─── Input records ───

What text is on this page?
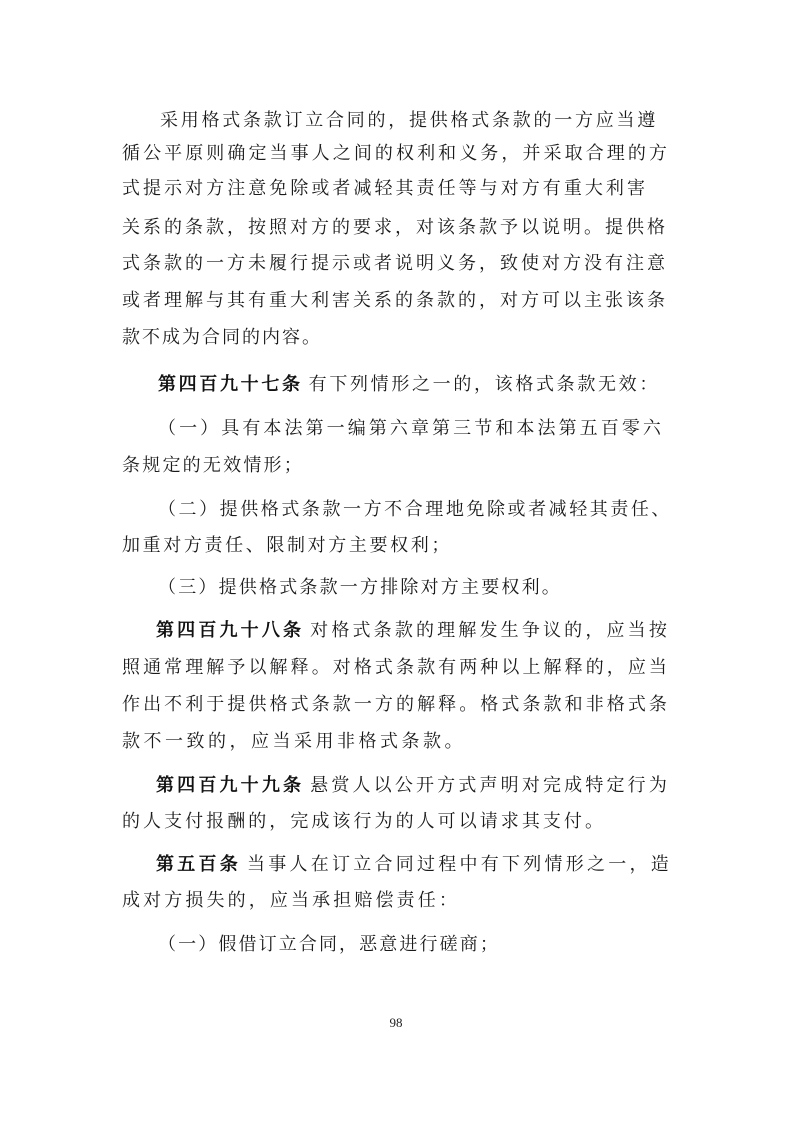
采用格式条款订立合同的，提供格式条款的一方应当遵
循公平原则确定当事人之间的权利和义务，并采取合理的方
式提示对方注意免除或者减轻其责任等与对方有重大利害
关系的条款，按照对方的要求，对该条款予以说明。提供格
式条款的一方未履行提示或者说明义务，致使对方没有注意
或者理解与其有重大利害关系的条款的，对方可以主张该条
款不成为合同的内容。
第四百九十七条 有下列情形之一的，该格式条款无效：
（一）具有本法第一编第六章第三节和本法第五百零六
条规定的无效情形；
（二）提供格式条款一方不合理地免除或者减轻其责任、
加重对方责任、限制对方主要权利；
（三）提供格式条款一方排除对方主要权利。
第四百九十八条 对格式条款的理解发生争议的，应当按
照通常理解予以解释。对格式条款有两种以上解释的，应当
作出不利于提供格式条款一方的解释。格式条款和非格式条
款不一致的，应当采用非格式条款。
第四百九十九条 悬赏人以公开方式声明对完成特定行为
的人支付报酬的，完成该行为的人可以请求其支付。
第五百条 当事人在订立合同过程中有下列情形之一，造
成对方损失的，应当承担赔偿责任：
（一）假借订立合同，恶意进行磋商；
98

───
─── Input records ───

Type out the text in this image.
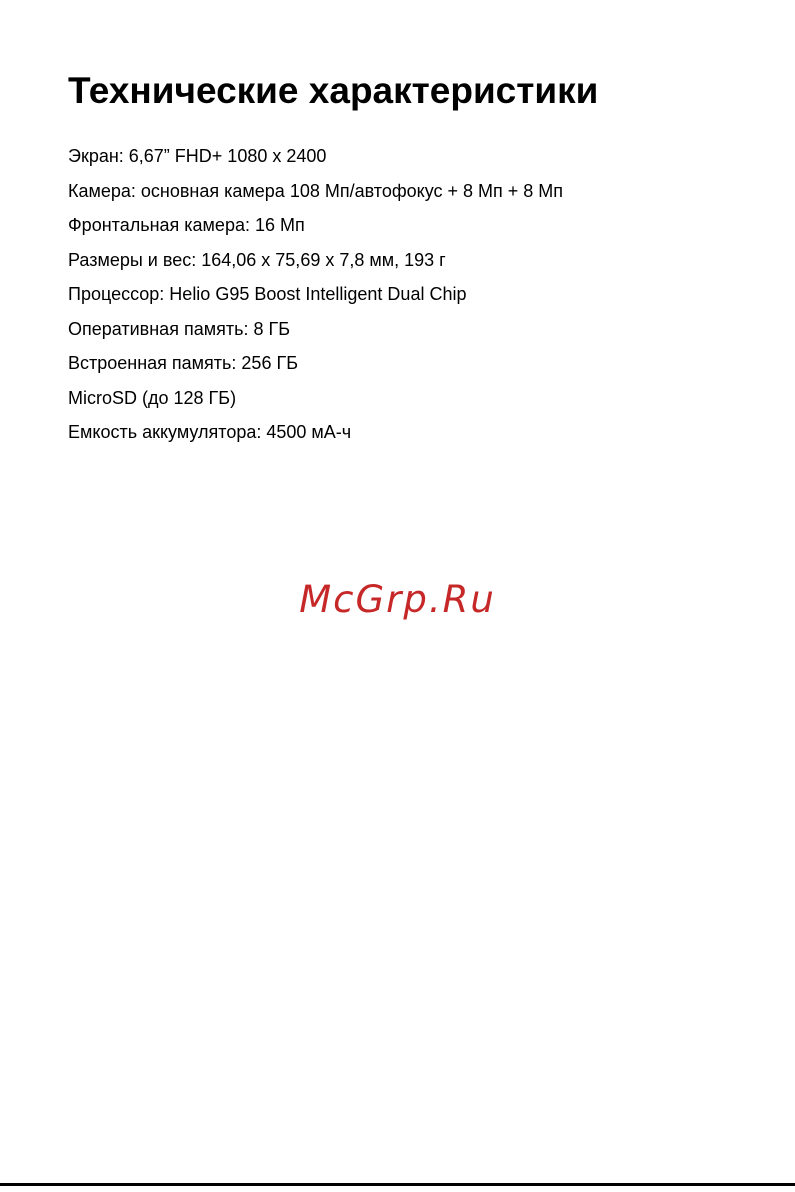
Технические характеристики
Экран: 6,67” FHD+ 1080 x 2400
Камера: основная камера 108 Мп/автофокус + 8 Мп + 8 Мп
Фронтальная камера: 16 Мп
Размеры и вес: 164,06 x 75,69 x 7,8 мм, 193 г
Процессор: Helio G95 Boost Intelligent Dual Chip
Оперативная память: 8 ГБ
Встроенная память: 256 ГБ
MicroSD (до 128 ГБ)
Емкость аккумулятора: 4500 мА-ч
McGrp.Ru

───

> Given task: Read through the entries and copy each line in which "this" appears.

> Answer to the task:
What text is on this page?
Type out the text in this image.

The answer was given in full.